───── WORKING DATA ─────

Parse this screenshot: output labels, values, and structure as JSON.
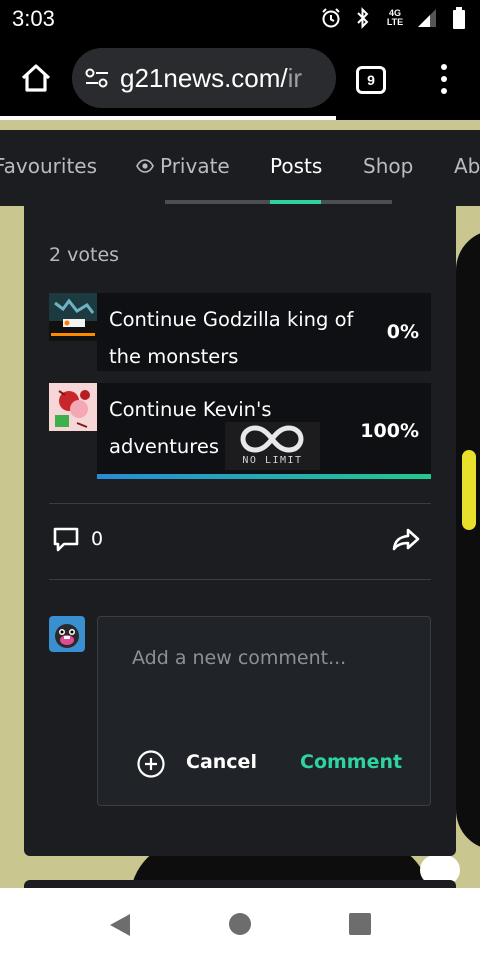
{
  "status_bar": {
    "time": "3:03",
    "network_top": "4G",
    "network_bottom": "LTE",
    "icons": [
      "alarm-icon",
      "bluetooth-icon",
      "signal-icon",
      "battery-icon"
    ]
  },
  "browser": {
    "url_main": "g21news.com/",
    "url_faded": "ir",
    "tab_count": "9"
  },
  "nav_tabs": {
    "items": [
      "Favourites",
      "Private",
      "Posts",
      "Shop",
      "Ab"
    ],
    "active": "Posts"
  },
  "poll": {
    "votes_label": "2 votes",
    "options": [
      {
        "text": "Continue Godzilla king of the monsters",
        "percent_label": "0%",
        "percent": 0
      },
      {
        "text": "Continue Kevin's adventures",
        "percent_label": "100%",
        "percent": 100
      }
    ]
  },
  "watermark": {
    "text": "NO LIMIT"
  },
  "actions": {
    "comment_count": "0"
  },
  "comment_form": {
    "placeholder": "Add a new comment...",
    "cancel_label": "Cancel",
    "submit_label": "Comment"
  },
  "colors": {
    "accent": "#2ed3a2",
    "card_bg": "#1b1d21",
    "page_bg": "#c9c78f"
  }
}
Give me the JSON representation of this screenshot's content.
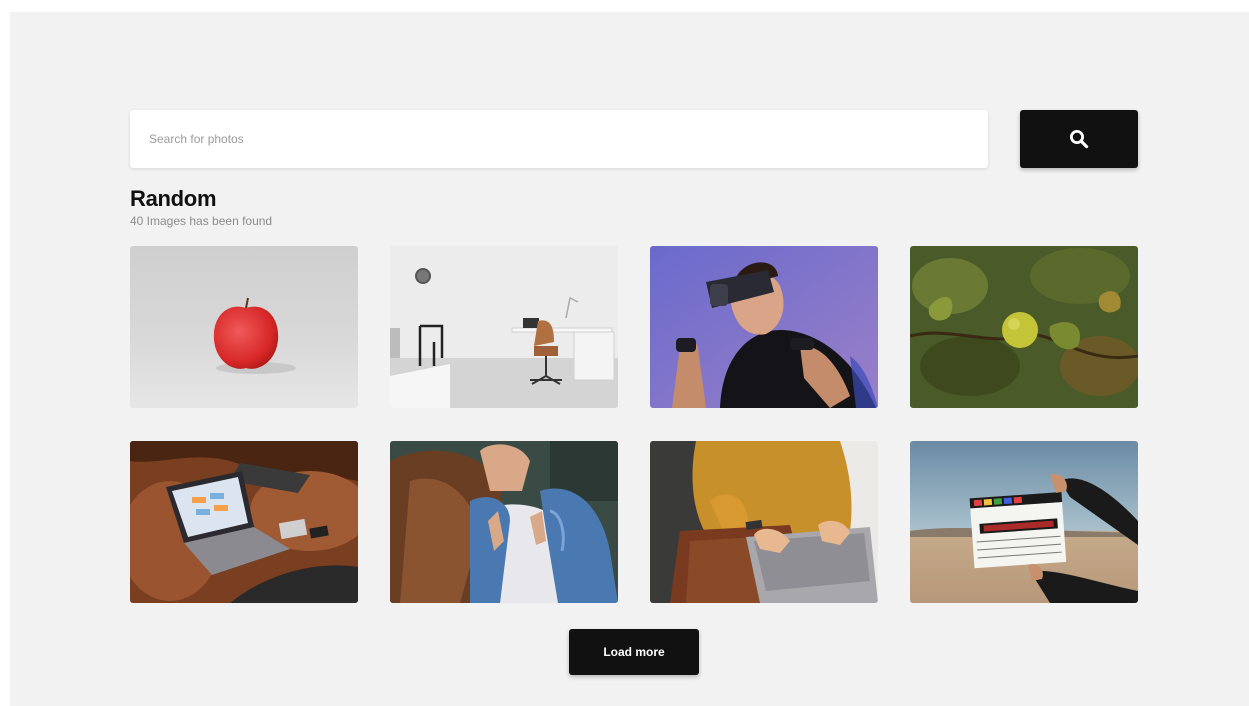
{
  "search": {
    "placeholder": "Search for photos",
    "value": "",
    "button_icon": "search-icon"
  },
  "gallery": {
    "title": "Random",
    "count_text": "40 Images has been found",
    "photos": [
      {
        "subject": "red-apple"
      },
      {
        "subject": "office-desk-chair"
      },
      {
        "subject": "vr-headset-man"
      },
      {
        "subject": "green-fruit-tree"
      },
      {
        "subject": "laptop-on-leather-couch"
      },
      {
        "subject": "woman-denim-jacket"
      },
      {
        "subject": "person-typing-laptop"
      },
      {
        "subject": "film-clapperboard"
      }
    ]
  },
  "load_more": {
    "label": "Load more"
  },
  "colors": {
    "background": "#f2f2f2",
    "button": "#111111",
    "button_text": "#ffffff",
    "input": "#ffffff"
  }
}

─────

EXERCISE BRIEF: Gather each line that holds "JSON".

THE COMPLETED TASK:
Parse this screenshot: output labels, values, and structure as JSON.
Give me the JSON representation of this screenshot's content.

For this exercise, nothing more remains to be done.